- **RECORDS PROVIDED**
════════
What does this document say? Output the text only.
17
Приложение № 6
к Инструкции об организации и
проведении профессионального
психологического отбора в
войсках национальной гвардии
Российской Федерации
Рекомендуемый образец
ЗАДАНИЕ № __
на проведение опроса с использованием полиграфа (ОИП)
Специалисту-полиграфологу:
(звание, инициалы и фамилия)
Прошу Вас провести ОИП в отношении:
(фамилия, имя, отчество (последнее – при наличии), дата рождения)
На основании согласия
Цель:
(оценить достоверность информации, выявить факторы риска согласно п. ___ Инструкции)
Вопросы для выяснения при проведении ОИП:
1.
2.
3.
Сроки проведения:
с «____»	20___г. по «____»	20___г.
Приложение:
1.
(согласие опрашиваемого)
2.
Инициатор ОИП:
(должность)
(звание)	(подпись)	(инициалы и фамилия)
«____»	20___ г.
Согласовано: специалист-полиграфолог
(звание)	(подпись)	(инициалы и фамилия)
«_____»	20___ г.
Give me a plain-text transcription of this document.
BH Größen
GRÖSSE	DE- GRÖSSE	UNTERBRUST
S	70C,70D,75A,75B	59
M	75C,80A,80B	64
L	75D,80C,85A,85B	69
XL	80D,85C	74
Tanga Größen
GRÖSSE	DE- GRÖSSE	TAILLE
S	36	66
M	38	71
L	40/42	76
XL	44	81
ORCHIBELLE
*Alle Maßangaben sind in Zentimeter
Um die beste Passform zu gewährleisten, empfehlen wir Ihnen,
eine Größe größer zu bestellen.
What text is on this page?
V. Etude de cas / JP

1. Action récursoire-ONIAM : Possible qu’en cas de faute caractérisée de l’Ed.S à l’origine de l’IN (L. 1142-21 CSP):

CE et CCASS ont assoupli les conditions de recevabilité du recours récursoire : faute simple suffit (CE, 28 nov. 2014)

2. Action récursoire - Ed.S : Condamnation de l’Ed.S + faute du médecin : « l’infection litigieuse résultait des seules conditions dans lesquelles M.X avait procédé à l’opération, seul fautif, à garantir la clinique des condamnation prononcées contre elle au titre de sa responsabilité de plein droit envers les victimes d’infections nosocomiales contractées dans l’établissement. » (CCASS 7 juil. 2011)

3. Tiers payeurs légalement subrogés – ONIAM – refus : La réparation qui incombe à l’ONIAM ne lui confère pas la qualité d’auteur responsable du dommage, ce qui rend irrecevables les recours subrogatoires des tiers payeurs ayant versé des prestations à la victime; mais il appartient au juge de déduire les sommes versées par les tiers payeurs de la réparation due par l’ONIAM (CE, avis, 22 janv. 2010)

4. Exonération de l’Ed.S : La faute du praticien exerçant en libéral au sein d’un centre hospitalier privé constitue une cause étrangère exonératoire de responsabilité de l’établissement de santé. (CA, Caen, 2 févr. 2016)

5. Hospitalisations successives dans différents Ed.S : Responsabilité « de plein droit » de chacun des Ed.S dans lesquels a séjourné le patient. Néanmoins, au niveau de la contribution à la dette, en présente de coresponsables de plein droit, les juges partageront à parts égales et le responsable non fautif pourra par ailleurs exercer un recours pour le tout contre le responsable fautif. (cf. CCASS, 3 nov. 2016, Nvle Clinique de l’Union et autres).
════════
- **OBJECTIVE**
Your answer should be one number: the count of lines in the data above that include the word "проведении".

- **ANSWER TO THIS EXERCISE**
2